For the listing underneath, give the count of lines containing the string "Draft" and nothing further.

-- START --

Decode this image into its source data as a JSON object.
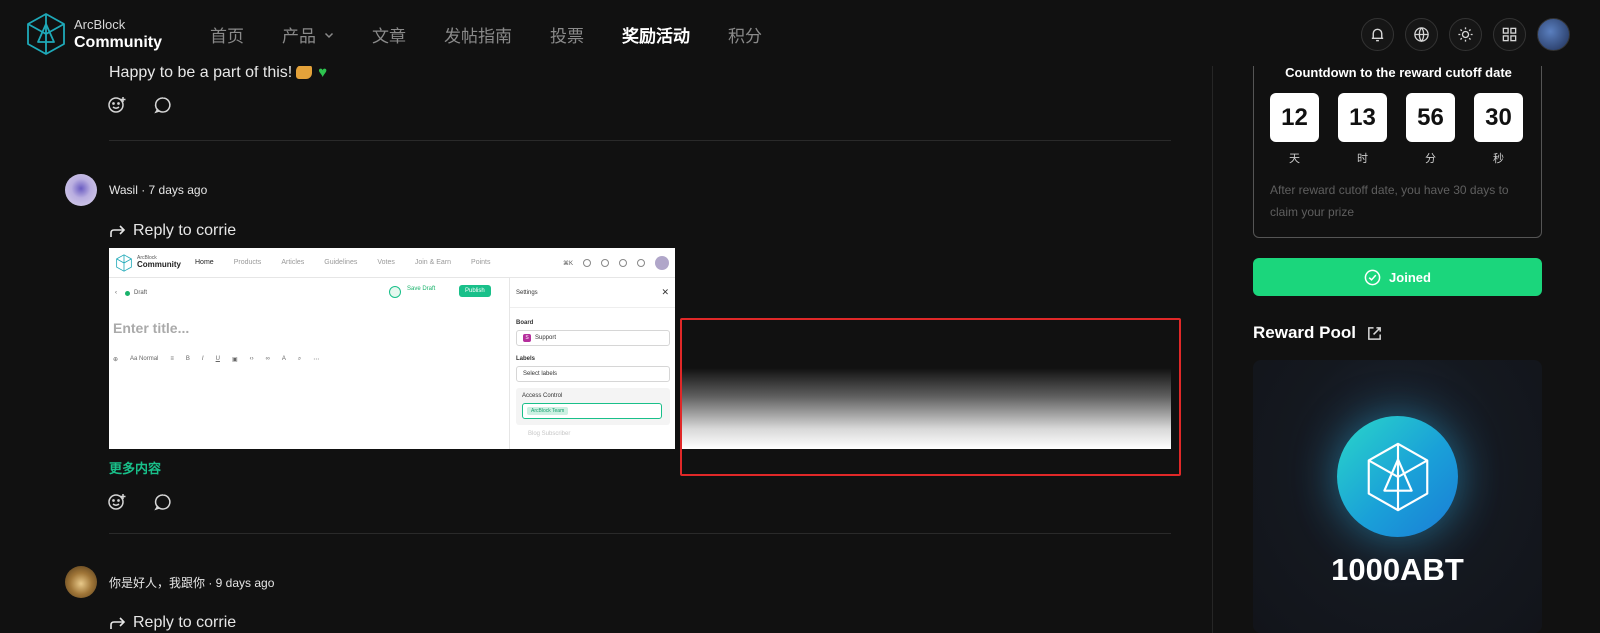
{
  "header": {
    "logo_small": "ArcBlock",
    "logo_big": "Community",
    "nav": [
      "首页",
      "产品",
      "文章",
      "发帖指南",
      "投票",
      "奖励活动",
      "积分"
    ],
    "active_nav": "奖励活动"
  },
  "feed": {
    "prev_comment_text": "Happy to be a part of this!",
    "comments": [
      {
        "author": "Wasil",
        "time": "7 days ago",
        "meta": "Wasil · 7 days ago",
        "reply_label": "Reply to corrie",
        "more_label": "更多内容"
      },
      {
        "author": "你是好人，我跟你",
        "time": "9 days ago",
        "meta": "你是好人，我跟你 · 9 days ago",
        "reply_label": "Reply to corrie"
      }
    ]
  },
  "embedded_screenshot": {
    "logo_small": "ArcBlock",
    "logo_big": "Community",
    "nav": [
      "Home",
      "Products",
      "Articles",
      "Guidelines",
      "Votes",
      "Join & Earn",
      "Points"
    ],
    "shortcut": "⌘K",
    "back_status": "Draft",
    "save_draft": "Save Draft",
    "publish": "Publish",
    "title_placeholder": "Enter title...",
    "toolbar_style": "Normal",
    "settings_title": "Settings",
    "board_label": "Board",
    "board_value": "Support",
    "labels_label": "Labels",
    "labels_placeholder": "Select labels",
    "access_label": "Access Control",
    "access_chip": "ArcBlock Team",
    "access_faded": "Blog Subscriber"
  },
  "sidebar": {
    "countdown_title": "Countdown to the reward cutoff date",
    "countdown": [
      {
        "value": "12",
        "unit": "天"
      },
      {
        "value": "13",
        "unit": "时"
      },
      {
        "value": "56",
        "unit": "分"
      },
      {
        "value": "30",
        "unit": "秒"
      }
    ],
    "countdown_note": "After reward cutoff date, you have 30 days to claim your prize",
    "joined_label": "Joined",
    "pool_title": "Reward Pool",
    "pool_amount": "1000ABT"
  },
  "colors": {
    "accent": "#1bd67c",
    "link_green": "#19c08a",
    "highlight_box": "#e02828",
    "background": "#111111"
  },
  "icons": [
    "bell-icon",
    "globe-icon",
    "sun-icon",
    "grid-icon",
    "emoji-add-icon",
    "comment-icon",
    "reply-icon",
    "check-circle-icon",
    "external-link-icon"
  ]
}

-- END --

Task solution: 2